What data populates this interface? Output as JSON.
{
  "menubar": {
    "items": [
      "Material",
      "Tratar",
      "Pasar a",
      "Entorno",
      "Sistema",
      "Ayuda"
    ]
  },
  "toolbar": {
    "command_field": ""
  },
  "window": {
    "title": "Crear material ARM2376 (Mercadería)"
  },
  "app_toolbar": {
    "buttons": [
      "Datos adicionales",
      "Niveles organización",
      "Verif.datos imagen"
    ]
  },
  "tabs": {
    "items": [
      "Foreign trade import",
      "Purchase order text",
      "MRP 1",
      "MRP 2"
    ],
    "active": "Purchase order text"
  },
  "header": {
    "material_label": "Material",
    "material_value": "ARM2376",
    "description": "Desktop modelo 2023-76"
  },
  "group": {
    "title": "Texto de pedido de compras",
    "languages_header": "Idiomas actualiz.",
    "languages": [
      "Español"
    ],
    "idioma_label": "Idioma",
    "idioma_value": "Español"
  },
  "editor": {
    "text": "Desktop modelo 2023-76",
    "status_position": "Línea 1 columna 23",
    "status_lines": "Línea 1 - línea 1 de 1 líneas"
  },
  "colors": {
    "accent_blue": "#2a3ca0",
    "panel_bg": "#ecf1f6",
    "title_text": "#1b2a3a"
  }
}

··········

_Direction_: Go through the preceding material and copy each line that has the word "order".

_The output_:
      "Purchase order text",
    "active": "Purchase order text"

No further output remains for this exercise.